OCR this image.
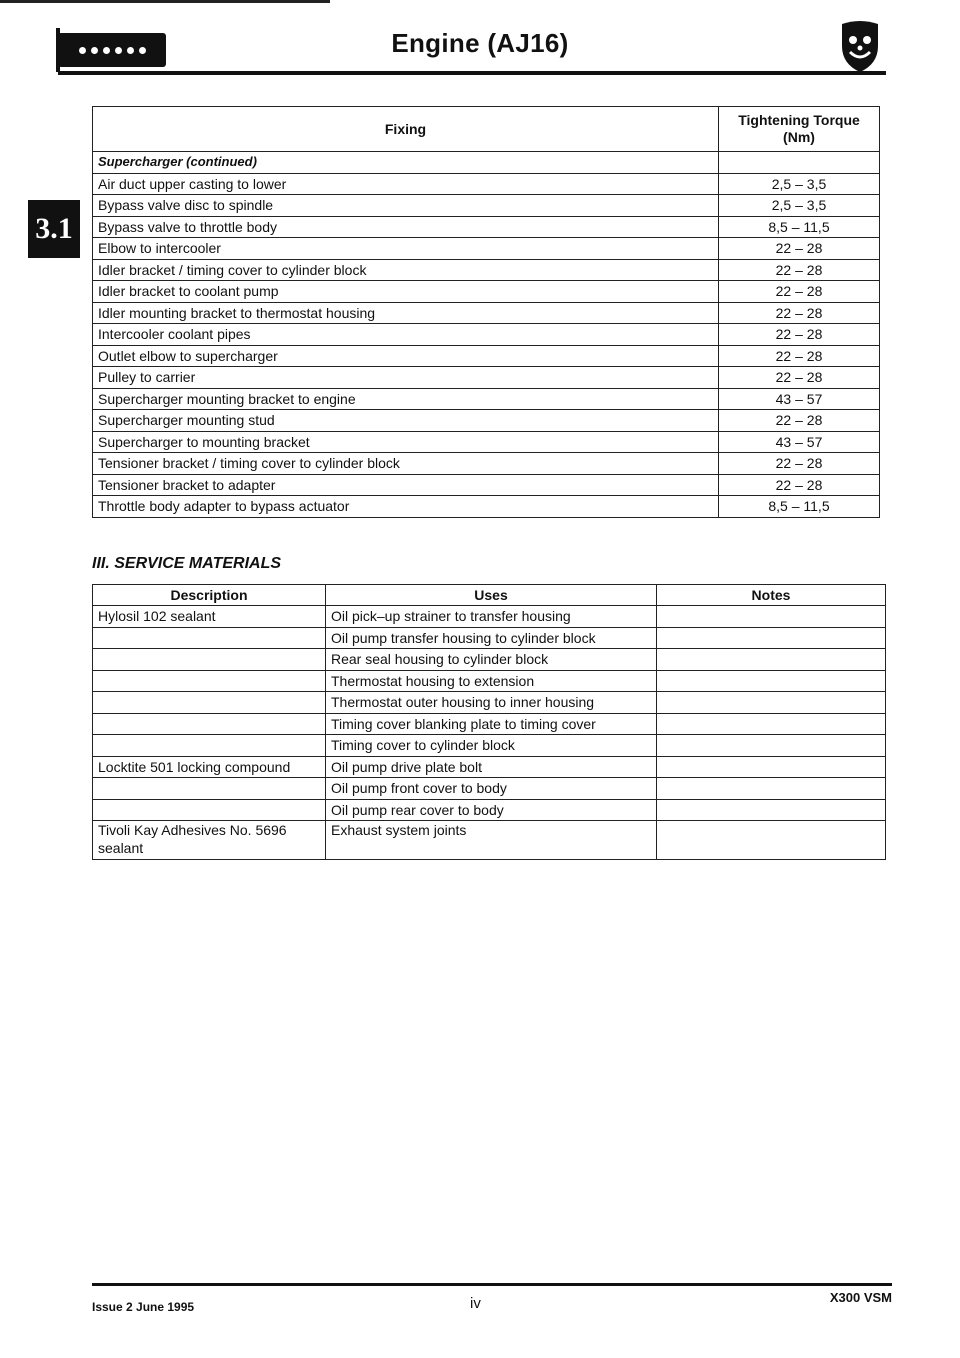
Engine (AJ16)
3.1
Fixing	Tightening Torque (Nm)
Supercharger (continued)	
Air duct upper casting to lower	2,5 – 3,5
Bypass valve disc to spindle	2,5 – 3,5
Bypass valve to throttle body	8,5 – 11,5
Elbow to intercooler	22 – 28
Idler bracket / timing cover to cylinder block	22 – 28
Idler bracket to coolant pump	22 – 28
Idler mounting bracket to thermostat housing	22 – 28
Intercooler coolant pipes	22 – 28
Outlet elbow to supercharger	22 – 28
Pulley to carrier	22 – 28
Supercharger mounting bracket to engine	43 – 57
Supercharger mounting stud	22 – 28
Supercharger to mounting bracket	43 – 57
Tensioner bracket / timing cover to cylinder block	22 – 28
Tensioner bracket to adapter	22 – 28
Throttle body adapter to bypass actuator	8,5 – 11,5
III. SERVICE MATERIALS
Description	Uses	Notes
Hylosil 102 sealant	Oil pick–up strainer to transfer housing	
	Oil pump transfer housing to cylinder block	
	Rear seal housing to cylinder block	
	Thermostat housing to extension	
	Thermostat outer housing to inner housing	
	Timing cover blanking plate to timing cover	
	Timing cover to cylinder block	
Locktite 501 locking compound	Oil pump drive plate bolt	
	Oil pump front cover to body	
	Oil pump rear cover to body	
Tivoli Kay Adhesives No. 5696 sealant	Exhaust system joints	
Issue 2 June 1995	iv	X300 VSM
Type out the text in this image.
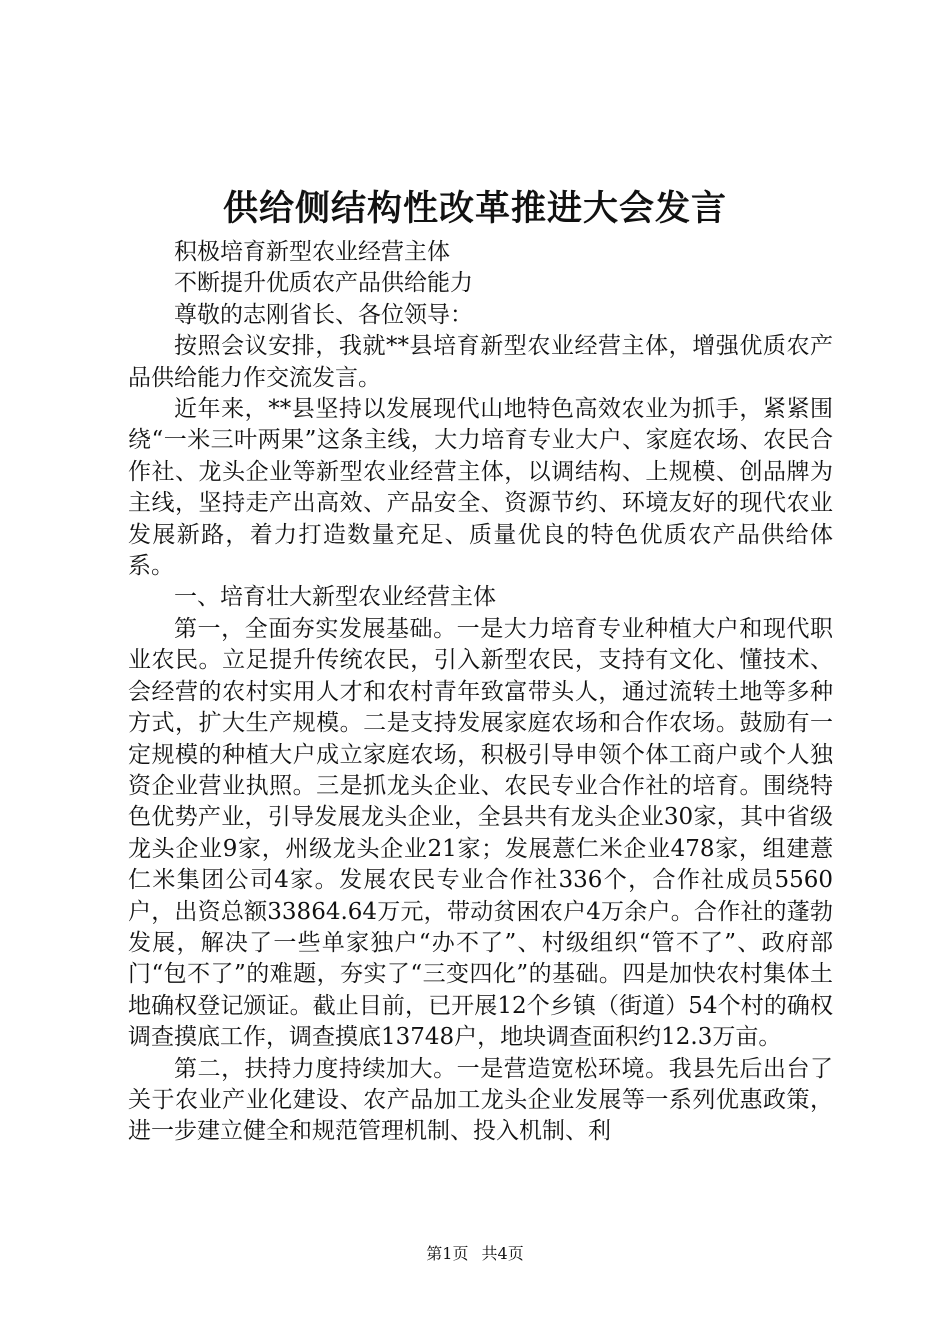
供给侧结构性改革推进大会发言

积极培育新型农业经营主体

不断提升优质农产品供给能力

尊敬的志刚省长、各位领导：

按照会议安排，我就**县培育新型农业经营主体，增强优质农产品供给能力作交流发言。

近年来，**县坚持以发展现代山地特色高效农业为抓手，紧紧围绕“一米三叶两果”这条主线，大力培育专业大户、家庭农场、农民合作社、龙头企业等新型农业经营主体，以调结构、上规模、创品牌为主线，坚持走产出高效、产品安全、资源节约、环境友好的现代农业发展新路，着力打造数量充足、质量优良的特色优质农产品供给体系。

一、培育壮大新型农业经营主体

第一，全面夯实发展基础。一是大力培育专业种植大户和现代职业农民。立足提升传统农民，引入新型农民，支持有文化、懂技术、会经营的农村实用人才和农村青年致富带头人，通过流转土地等多种方式，扩大生产规模。二是支持发展家庭农场和合作农场。鼓励有一定规模的种植大户成立家庭农场，积极引导申领个体工商户或个人独资企业营业执照。三是抓龙头企业、农民专业合作社的培育。围绕特色优势产业，引导发展龙头企业，全县共有龙头企业30家，其中省级龙头企业9家，州级龙头企业21家；发展薏仁米企业478家，组建薏仁米集团公司4家。发展农民专业合作社336个，合作社成员5560户，出资总额33864.64万元，带动贫困农户4万余户。合作社的蓬勃发展，解决了一些单家独户“办不了”、村级组织“管不了”、政府部门“包不了”的难题，夯实了“三变四化”的基础。四是加快农村集体土地确权登记颁证。截止目前，已开展12个乡镇（街道）54个村的确权调查摸底工作，调查摸底13748户，地块调查面积约12.3万亩。

第二，扶持力度持续加大。一是营造宽松环境。我县先后出台了关于农业产业化建设、农产品加工龙头企业发展等一系列优惠政策，进一步建立健全和规范管理机制、投入机制、利

第1页 共4页
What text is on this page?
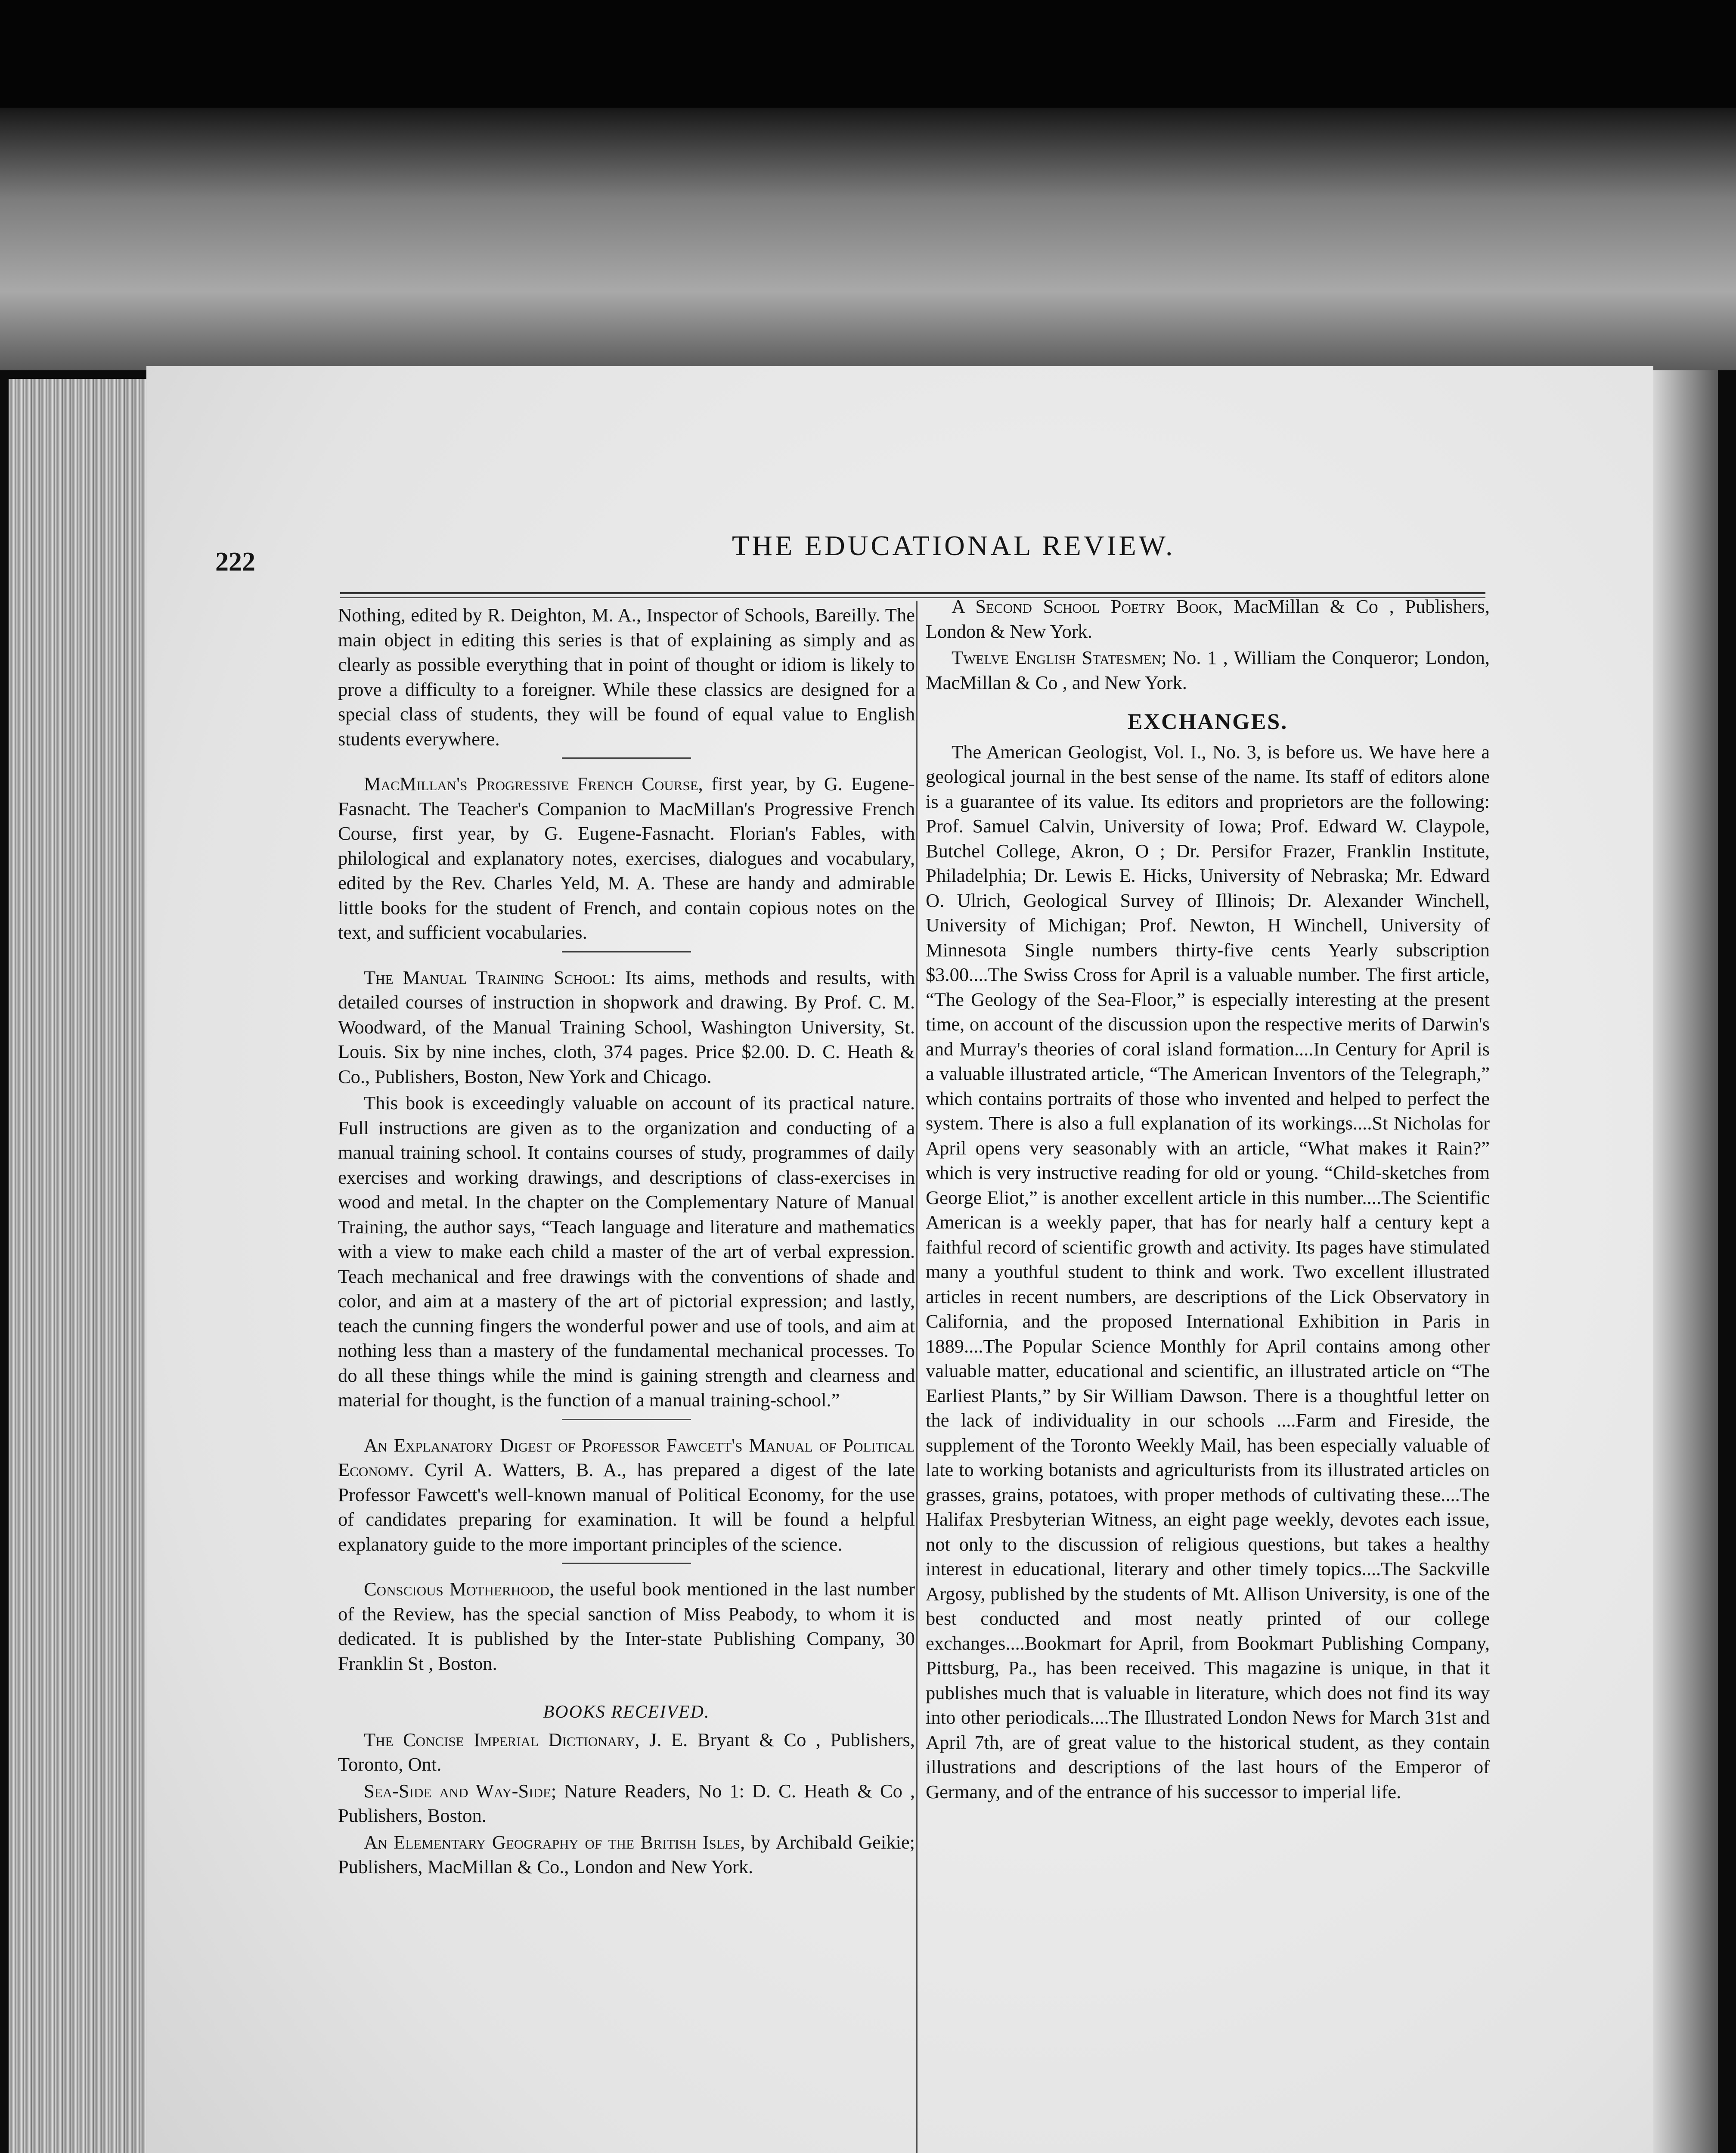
222
THE EDUCATIONAL REVIEW.

Nothing, edited by R. Deighton, M. A., Inspector of Schools, Bareilly. The main object in editing this series is that of explaining as simply and as clearly as possible everything that in point of thought or idiom is likely to prove a difficulty to a foreigner. While these classics are designed for a special class of students, they will be found of equal value to English students everywhere.

MacMillan's Progressive French Course, first year, by G. Eugene-Fasnacht. The Teacher's Companion to MacMillan's Progressive French Course, first year, by G. Eugene-Fasnacht. Florian's Fables, with philological and explanatory notes, exercises, dialogues and vocabulary, edited by the Rev. Charles Yeld, M. A. These are handy and admirable little books for the student of French, and contain copious notes on the text, and sufficient vocabularies.

The Manual Training School: Its aims, methods and results, with detailed courses of instruction in shopwork and drawing. By Prof. C. M. Woodward, of the Manual Training School, Washington University, St. Louis. Six by nine inches, cloth, 374 pages. Price $2.00. D. C. Heath & Co., Publishers, Boston, New York and Chicago.

This book is exceedingly valuable on account of its practical nature. Full instructions are given as to the organization and conducting of a manual training school. It contains courses of study, programmes of daily exercises and working drawings, and descriptions of class-exercises in wood and metal. In the chapter on the Complementary Nature of Manual Training, the author says, “Teach language and literature and mathematics with a view to make each child a master of the art of verbal expression. Teach mechanical and free drawings with the conventions of shade and color, and aim at a mastery of the art of pictorial expression; and lastly, teach the cunning fingers the wonderful power and use of tools, and aim at nothing less than a mastery of the fundamental mechanical processes. To do all these things while the mind is gaining strength and clearness and material for thought, is the function of a manual training-school.”

An Explanatory Digest of Professor Fawcett's Manual of Political Economy. Cyril A. Watters, B. A., has prepared a digest of the late Professor Fawcett's well-known manual of Political Economy, for the use of candidates preparing for examination. It will be found a helpful explanatory guide to the more important principles of the science.

Conscious Motherhood, the useful book mentioned in the last number of the Review, has the special sanction of Miss Peabody, to whom it is dedicated. It is published by the Inter-state Publishing Company, 30 Franklin St , Boston.

BOOKS RECEIVED.

The Concise Imperial Dictionary, J. E. Bryant & Co , Publishers, Toronto, Ont.

Sea-Side and Way-Side; Nature Readers, No 1: D. C. Heath & Co , Publishers, Boston.

An Elementary Geography of the British Isles, by Archibald Geikie; Publishers, MacMillan & Co., London and New York.

A Second School Poetry Book, MacMillan & Co , Publishers, London & New York.

Twelve English Statesmen; No. 1 , William the Conqueror; London, MacMillan & Co , and New York.

EXCHANGES.

The American Geologist, Vol. I., No. 3, is before us. We have here a geological journal in the best sense of the name. Its staff of editors alone is a guarantee of its value. Its editors and proprietors are the following: Prof. Samuel Calvin, University of Iowa; Prof. Edward W. Claypole, Butchel College, Akron, O ; Dr. Persifor Frazer, Franklin Institute, Philadelphia; Dr. Lewis E. Hicks, University of Nebraska; Mr. Edward O. Ulrich, Geological Survey of Illinois; Dr. Alexander Winchell, University of Michigan; Prof. Newton, H Winchell, University of Minnesota Single numbers thirty-five cents Yearly subscription $3.00....The Swiss Cross for April is a valuable number. The first article, “The Geology of the Sea-Floor,” is especially interesting at the present time, on account of the discussion upon the respective merits of Darwin's and Murray's theories of coral island formation....In Century for April is a valuable illustrated article, “The American Inventors of the Telegraph,” which contains portraits of those who invented and helped to perfect the system. There is also a full explanation of its workings....St Nicholas for April opens very seasonably with an article, “What makes it Rain?” which is very instructive reading for old or young. “Child-sketches from George Eliot,” is another excellent article in this number....The Scientific American is a weekly paper, that has for nearly half a century kept a faithful record of scientific growth and activity. Its pages have stimulated many a youthful student to think and work. Two excellent illustrated articles in recent numbers, are descriptions of the Lick Observatory in California, and the proposed International Exhibition in Paris in 1889....The Popular Science Monthly for April contains among other valuable matter, educational and scientific, an illustrated article on “The Earliest Plants,” by Sir William Dawson. There is a thoughtful letter on the lack of individuality in our schools ....Farm and Fireside, the supplement of the Toronto Weekly Mail, has been especially valuable of late to working botanists and agriculturists from its illustrated articles on grasses, grains, potatoes, with proper methods of cultivating these....The Halifax Presbyterian Witness, an eight page weekly, devotes each issue, not only to the discussion of religious questions, but takes a healthy interest in educational, literary and other timely topics....The Sackville Argosy, published by the students of Mt. Allison University, is one of the best conducted and most neatly printed of our college exchanges....Bookmart for April, from Bookmart Publishing Company, Pittsburg, Pa., has been received. This magazine is unique, in that it publishes much that is valuable in literature, which does not find its way into other periodicals....The Illustrated London News for March 31st and April 7th, are of great value to the historical student, as they contain illustrations and descriptions of the last hours of the Emperor of Germany, and of the entrance of his successor to imperial life.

Stated goal. A line counts if it holds the word "transfer". Work out how many lines in the listing count, and give only that number.

Completed task. 2